_What this task involves_
Copy each line of the entries that contains the word "title".

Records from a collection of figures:
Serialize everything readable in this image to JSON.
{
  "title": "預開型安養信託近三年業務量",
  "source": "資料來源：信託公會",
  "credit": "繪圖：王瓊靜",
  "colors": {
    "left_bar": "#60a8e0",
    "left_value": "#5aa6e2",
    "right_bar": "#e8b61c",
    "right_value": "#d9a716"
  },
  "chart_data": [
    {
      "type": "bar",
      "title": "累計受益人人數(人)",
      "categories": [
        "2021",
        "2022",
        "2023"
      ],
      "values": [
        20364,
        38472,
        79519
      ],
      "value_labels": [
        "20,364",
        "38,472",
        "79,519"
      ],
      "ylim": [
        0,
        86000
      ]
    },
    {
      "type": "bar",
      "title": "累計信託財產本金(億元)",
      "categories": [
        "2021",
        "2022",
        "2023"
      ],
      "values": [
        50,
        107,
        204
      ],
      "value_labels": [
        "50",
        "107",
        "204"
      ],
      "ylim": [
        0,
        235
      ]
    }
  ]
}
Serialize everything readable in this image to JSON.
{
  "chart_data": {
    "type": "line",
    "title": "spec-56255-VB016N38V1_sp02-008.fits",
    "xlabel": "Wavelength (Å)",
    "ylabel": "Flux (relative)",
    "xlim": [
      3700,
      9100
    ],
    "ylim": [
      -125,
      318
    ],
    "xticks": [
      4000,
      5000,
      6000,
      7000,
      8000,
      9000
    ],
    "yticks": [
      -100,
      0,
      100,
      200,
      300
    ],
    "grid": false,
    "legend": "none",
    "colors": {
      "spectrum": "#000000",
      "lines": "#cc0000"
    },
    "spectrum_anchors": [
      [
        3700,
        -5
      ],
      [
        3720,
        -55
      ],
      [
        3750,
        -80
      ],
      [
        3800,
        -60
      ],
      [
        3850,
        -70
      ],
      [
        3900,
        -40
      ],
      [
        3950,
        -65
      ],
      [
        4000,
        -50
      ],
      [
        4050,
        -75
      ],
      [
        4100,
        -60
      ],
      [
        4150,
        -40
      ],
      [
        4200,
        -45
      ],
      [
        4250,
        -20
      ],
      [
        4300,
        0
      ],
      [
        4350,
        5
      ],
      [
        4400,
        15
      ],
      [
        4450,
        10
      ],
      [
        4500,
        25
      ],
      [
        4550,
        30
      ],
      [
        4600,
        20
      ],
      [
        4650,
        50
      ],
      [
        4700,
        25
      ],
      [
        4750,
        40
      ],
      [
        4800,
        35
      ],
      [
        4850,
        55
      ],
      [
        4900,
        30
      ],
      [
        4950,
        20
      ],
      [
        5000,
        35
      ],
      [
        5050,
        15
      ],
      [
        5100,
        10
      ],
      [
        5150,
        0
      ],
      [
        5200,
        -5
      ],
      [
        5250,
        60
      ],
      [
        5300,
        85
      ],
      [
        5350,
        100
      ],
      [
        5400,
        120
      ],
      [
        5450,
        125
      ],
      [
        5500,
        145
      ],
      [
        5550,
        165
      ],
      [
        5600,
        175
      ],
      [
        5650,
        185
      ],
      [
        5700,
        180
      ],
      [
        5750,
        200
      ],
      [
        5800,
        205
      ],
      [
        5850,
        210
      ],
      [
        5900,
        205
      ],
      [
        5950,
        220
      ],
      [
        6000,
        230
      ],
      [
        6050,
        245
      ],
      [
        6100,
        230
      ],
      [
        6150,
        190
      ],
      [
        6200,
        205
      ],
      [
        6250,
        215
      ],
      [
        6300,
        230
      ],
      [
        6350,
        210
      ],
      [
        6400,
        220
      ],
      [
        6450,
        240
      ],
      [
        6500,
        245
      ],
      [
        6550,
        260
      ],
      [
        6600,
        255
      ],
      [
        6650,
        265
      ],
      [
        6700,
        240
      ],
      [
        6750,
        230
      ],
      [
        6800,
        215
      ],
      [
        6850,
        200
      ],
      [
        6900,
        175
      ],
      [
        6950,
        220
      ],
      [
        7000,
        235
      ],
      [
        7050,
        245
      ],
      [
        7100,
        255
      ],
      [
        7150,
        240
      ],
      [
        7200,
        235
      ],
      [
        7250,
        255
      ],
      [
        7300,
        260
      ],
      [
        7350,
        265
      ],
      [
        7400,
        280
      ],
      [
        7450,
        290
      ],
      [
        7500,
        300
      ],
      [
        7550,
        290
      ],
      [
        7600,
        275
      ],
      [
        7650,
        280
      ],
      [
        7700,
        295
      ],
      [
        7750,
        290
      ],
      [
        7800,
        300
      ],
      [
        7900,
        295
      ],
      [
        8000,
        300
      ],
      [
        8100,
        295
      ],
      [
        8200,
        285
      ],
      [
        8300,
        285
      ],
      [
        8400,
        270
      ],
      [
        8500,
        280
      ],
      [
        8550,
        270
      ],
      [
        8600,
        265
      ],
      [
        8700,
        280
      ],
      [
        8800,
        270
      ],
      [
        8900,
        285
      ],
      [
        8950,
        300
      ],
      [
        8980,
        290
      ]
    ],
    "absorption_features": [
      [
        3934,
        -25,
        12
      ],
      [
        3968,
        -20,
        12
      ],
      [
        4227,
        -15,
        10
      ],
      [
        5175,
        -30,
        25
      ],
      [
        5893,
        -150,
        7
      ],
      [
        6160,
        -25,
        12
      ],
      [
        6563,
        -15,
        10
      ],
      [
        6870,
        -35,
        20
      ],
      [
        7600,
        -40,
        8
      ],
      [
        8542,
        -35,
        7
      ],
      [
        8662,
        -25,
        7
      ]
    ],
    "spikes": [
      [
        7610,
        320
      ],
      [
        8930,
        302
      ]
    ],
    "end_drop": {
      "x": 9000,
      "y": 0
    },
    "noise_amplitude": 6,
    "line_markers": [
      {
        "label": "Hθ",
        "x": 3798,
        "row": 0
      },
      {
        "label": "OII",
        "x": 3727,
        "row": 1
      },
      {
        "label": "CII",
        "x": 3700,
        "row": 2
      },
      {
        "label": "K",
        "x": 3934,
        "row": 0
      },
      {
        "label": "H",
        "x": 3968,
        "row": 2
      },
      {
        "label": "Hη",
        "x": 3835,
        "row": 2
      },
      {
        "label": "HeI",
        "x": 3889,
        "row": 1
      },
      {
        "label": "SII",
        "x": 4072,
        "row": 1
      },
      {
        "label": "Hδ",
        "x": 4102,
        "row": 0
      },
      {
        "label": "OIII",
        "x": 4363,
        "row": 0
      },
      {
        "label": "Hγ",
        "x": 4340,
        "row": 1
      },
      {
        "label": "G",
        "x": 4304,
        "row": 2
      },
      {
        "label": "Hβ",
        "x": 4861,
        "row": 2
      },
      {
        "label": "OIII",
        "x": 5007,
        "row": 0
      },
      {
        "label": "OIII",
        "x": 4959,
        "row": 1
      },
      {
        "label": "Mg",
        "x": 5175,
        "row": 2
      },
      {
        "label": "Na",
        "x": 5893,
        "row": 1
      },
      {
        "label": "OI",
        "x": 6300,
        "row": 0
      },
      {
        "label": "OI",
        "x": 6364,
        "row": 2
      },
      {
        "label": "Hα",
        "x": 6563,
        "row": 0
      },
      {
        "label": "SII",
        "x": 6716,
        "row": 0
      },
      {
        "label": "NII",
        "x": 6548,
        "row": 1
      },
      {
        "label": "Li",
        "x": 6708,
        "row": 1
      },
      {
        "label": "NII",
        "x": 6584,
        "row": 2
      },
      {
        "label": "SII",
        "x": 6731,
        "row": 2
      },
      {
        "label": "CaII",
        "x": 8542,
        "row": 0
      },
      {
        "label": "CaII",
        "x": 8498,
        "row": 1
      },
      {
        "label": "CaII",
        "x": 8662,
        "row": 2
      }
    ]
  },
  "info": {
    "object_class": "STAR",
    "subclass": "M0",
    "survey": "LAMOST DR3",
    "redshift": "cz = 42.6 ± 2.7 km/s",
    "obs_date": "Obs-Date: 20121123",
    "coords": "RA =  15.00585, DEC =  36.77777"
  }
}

_Task result_
  "title": "預開型安養信託近三年業務量",
      "title": "累計受益人人數(人)",
      "title": "累計信託財產本金(億元)",
    "title": "spec-56255-VB016N38V1_sp02-008.fits",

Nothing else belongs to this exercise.